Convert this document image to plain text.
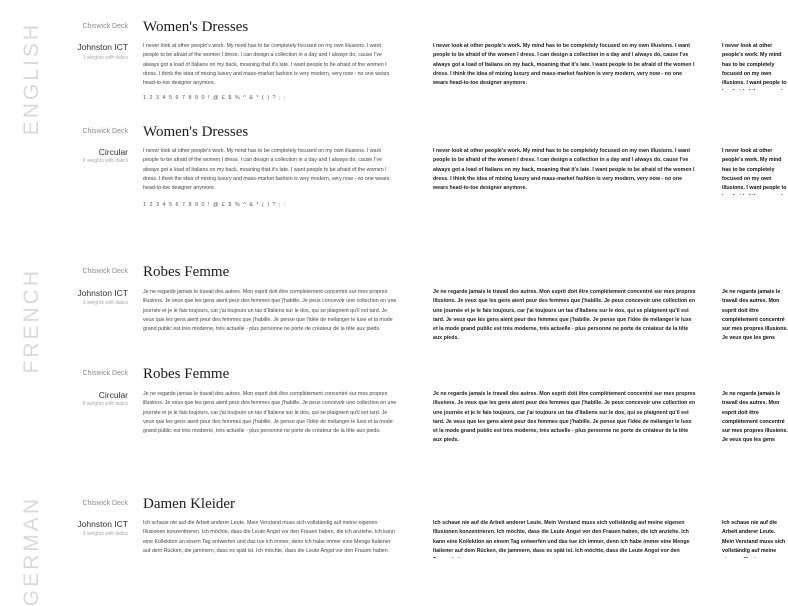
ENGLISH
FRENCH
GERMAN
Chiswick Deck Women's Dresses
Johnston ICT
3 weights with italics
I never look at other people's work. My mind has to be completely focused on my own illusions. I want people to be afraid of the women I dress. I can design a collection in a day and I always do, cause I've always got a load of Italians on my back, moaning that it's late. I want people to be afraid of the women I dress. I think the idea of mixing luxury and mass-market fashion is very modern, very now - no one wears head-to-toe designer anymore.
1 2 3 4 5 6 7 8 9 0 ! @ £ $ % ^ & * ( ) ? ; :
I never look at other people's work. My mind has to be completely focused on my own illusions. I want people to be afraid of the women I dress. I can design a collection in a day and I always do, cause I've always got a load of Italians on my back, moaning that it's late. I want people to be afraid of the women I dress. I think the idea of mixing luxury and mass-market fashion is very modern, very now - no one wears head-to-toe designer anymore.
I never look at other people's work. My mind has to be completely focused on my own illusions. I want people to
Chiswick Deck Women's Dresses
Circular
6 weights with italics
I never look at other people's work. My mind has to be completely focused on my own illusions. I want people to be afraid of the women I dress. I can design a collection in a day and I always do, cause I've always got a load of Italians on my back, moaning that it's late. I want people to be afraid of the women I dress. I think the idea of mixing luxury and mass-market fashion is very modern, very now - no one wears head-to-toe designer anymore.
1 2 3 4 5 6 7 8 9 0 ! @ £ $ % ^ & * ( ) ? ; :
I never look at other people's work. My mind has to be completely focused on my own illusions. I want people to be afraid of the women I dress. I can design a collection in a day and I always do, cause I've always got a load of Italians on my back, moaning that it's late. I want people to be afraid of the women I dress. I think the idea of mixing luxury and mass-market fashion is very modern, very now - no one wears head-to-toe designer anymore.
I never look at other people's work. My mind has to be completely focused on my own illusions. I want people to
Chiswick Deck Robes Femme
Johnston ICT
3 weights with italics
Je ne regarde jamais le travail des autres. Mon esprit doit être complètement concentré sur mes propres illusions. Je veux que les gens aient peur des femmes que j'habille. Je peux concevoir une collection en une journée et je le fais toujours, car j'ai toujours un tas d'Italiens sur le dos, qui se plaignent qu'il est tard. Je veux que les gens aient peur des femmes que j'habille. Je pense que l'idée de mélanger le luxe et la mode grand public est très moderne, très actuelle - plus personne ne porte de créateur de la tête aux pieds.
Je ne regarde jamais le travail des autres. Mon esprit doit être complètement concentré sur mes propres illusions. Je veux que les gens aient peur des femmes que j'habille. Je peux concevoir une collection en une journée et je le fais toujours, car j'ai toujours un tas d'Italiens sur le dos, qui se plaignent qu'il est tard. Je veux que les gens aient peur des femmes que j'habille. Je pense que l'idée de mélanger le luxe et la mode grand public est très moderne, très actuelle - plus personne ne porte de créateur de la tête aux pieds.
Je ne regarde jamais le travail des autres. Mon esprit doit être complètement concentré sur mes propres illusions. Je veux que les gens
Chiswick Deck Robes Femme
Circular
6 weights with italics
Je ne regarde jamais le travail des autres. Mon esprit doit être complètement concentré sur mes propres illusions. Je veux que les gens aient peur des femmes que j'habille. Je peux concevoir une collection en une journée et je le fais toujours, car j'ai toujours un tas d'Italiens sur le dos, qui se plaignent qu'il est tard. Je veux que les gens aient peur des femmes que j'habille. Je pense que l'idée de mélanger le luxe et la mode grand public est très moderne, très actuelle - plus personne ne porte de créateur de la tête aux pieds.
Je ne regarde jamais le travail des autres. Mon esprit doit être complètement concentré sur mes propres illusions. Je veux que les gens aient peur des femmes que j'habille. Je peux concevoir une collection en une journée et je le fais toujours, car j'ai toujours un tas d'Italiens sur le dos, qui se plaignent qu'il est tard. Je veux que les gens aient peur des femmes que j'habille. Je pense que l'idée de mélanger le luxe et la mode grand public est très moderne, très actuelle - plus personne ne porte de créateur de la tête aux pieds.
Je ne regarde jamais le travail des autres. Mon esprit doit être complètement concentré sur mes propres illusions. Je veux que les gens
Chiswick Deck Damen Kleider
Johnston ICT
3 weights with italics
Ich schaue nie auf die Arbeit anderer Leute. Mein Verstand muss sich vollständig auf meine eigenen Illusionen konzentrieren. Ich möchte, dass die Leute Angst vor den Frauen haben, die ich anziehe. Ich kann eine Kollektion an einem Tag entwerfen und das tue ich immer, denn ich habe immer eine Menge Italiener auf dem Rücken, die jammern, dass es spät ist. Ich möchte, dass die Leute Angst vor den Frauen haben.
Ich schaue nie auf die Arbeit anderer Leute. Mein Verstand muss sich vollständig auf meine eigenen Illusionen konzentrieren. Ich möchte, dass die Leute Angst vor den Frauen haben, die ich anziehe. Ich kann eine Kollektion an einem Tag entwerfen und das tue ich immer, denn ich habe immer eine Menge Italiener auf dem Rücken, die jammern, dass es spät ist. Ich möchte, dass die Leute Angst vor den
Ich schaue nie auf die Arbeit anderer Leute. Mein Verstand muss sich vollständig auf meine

* * *

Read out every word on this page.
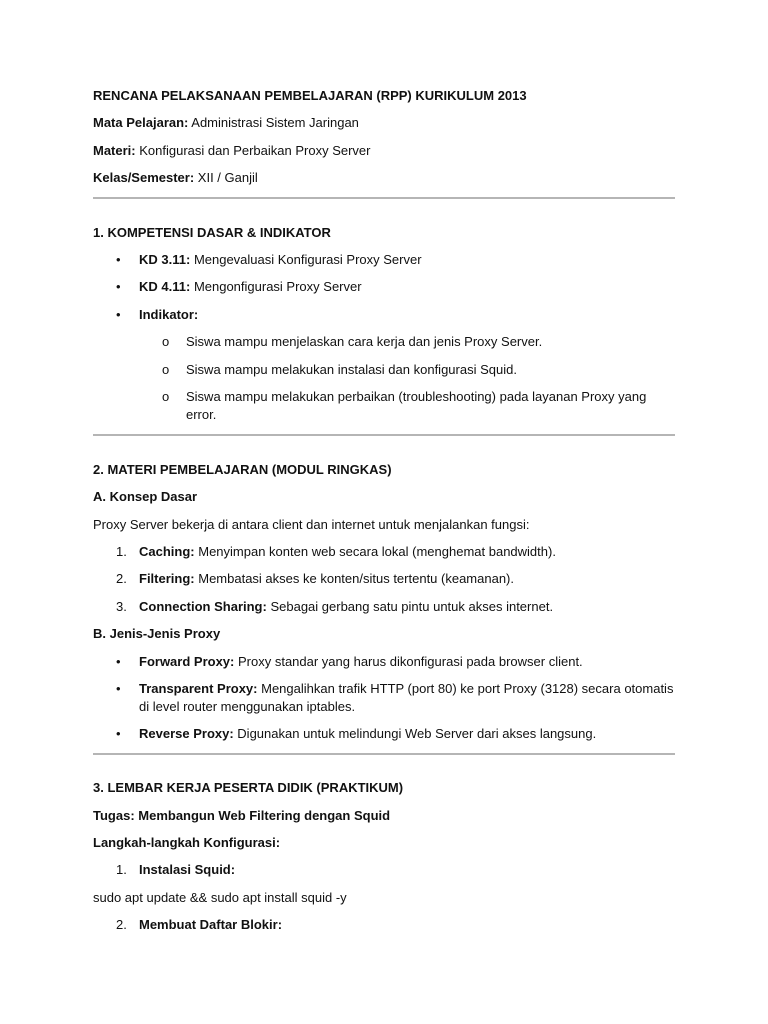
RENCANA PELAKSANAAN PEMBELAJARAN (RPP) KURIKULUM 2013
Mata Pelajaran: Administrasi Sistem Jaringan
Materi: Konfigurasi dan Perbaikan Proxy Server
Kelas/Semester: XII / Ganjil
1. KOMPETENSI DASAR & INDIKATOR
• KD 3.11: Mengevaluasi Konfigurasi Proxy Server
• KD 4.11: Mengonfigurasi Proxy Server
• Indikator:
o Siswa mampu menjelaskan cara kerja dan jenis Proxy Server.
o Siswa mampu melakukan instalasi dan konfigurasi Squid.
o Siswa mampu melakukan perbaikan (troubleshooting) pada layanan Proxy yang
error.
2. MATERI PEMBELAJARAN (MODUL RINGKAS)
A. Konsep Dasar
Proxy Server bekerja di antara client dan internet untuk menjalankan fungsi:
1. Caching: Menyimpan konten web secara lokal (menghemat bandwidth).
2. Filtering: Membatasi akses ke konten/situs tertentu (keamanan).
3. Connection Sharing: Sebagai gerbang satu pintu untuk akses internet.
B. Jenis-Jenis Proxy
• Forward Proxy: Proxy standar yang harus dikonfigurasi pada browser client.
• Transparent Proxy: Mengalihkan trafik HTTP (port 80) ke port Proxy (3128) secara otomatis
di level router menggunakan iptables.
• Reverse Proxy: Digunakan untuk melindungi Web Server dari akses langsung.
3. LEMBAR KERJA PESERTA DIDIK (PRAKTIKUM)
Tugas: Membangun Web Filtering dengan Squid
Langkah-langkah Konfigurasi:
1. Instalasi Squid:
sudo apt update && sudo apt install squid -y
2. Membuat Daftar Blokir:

* * *

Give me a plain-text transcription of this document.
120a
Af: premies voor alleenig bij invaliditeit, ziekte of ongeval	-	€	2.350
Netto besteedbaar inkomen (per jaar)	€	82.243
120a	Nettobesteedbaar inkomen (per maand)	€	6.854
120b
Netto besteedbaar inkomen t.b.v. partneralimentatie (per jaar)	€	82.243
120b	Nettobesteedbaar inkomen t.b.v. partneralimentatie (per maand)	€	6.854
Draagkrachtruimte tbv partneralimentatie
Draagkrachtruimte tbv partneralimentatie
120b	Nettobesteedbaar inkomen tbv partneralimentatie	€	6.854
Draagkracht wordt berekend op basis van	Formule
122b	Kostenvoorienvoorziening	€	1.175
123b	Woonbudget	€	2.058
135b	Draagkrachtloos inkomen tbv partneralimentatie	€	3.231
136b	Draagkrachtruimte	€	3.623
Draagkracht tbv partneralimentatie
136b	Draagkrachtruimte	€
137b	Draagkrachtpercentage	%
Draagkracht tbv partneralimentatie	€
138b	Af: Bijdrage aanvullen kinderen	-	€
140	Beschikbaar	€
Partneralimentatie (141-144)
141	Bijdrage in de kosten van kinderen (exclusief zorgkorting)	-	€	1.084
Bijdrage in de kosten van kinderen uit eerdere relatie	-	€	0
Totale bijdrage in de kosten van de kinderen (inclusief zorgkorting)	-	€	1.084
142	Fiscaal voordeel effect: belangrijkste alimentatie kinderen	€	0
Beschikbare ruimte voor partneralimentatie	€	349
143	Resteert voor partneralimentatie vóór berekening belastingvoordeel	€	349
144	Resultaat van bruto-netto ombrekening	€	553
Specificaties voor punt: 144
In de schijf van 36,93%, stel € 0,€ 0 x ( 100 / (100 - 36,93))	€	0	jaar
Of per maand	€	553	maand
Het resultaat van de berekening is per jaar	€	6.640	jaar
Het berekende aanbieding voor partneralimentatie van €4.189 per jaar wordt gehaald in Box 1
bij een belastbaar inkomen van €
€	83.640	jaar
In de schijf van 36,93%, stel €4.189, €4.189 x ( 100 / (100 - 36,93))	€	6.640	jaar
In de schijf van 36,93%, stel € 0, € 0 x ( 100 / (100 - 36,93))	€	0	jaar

- Aim
Which lines of the data include "untuk"? Copy each of them.

- Answer to the task
Proxy Server bekerja di antara client dan internet untuk menjalankan fungsi:
3. Connection Sharing: Sebagai gerbang satu pintu untuk akses internet.
• Reverse Proxy: Digunakan untuk melindungi Web Server dari akses langsung.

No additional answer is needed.